> [Description of the task] Copy everything from the line containing "nav-item-vip[interactable]: 大会员 (908, 20, 953, 41)" down to the line containing "sidebar-category-list: 动漫 201", keeping each one unchanged.

> [Provided data]
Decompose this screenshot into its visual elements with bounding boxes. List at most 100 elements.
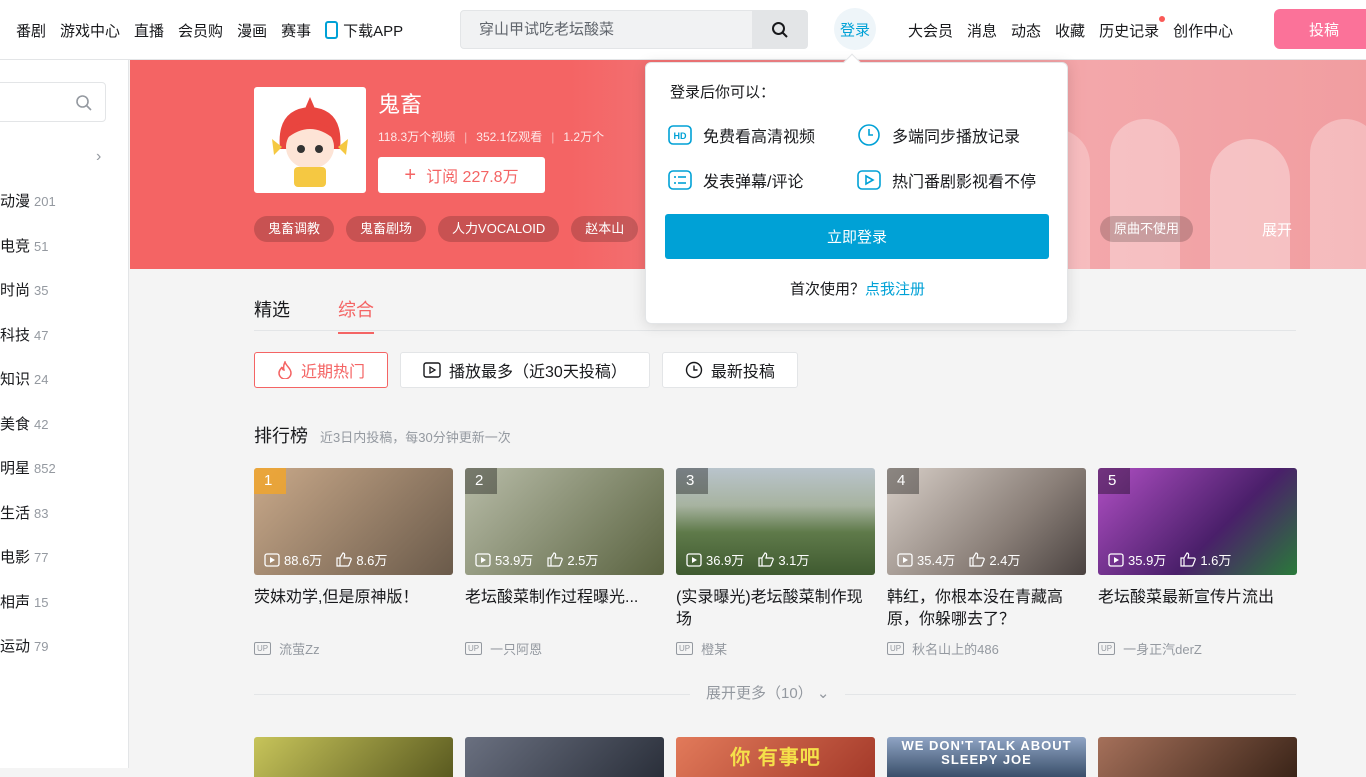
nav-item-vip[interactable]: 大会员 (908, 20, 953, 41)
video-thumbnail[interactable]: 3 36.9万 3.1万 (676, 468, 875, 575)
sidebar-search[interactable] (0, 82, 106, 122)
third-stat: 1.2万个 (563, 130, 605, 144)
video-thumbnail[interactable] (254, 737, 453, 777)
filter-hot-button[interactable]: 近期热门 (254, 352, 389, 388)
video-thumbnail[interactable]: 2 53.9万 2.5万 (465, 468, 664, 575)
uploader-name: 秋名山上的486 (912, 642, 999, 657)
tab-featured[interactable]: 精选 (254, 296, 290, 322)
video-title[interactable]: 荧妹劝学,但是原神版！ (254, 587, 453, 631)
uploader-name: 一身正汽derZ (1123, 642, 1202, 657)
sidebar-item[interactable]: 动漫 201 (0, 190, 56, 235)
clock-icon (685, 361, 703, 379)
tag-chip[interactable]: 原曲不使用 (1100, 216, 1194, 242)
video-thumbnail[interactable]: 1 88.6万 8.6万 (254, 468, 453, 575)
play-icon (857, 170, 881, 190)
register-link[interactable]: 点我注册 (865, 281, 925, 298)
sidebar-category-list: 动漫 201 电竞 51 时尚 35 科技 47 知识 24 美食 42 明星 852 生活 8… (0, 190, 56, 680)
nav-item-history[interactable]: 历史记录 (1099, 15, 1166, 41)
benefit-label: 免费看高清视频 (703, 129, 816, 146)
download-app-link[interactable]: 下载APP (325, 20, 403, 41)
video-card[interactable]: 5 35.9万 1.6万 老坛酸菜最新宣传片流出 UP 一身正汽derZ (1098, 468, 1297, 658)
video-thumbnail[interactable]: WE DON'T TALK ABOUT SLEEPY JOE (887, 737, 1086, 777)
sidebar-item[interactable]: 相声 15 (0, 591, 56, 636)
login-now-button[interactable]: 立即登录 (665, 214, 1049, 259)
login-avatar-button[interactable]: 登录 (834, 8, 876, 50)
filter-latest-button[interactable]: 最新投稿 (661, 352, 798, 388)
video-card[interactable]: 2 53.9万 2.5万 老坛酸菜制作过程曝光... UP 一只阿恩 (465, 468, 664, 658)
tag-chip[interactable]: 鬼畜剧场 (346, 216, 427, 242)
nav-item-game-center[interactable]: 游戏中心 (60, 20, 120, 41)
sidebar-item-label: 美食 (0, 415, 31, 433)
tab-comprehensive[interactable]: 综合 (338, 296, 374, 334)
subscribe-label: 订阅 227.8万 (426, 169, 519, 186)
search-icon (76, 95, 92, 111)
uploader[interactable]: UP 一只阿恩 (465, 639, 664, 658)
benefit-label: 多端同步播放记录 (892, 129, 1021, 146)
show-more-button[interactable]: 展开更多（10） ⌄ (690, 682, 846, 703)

> [Full response]
nav-item-vip[interactable]: 大会员 (908, 20, 953, 41)
video-thumbnail[interactable]: 3 36.9万 3.1万 (676, 468, 875, 575)
sidebar-search[interactable] (0, 82, 106, 122)
third-stat: 1.2万个 (563, 130, 605, 144)
video-thumbnail[interactable] (254, 737, 453, 777)
filter-hot-button[interactable]: 近期热门 (254, 352, 389, 388)
video-thumbnail[interactable]: 2 53.9万 2.5万 (465, 468, 664, 575)
uploader-name: 秋名山上的486 (912, 642, 999, 657)
tab-featured[interactable]: 精选 (254, 296, 290, 322)
video-title[interactable]: 荧妹劝学,但是原神版！ (254, 587, 453, 631)
uploader-name: 一身正汽derZ (1123, 642, 1202, 657)
sidebar-item[interactable]: 动漫 201 (0, 190, 56, 235)
clock-icon (685, 361, 703, 379)
tag-chip[interactable]: 原曲不使用 (1100, 216, 1194, 242)
video-thumbnail[interactable]: 1 88.6万 8.6万 (254, 468, 453, 575)
play-icon (857, 170, 881, 190)
register-link[interactable]: 点我注册 (865, 281, 925, 298)
sidebar-category-list: 动漫 201 电竞 51 时尚 35 科技 47 知识 24 美食 42 明星 852 生活 8… (0, 190, 56, 680)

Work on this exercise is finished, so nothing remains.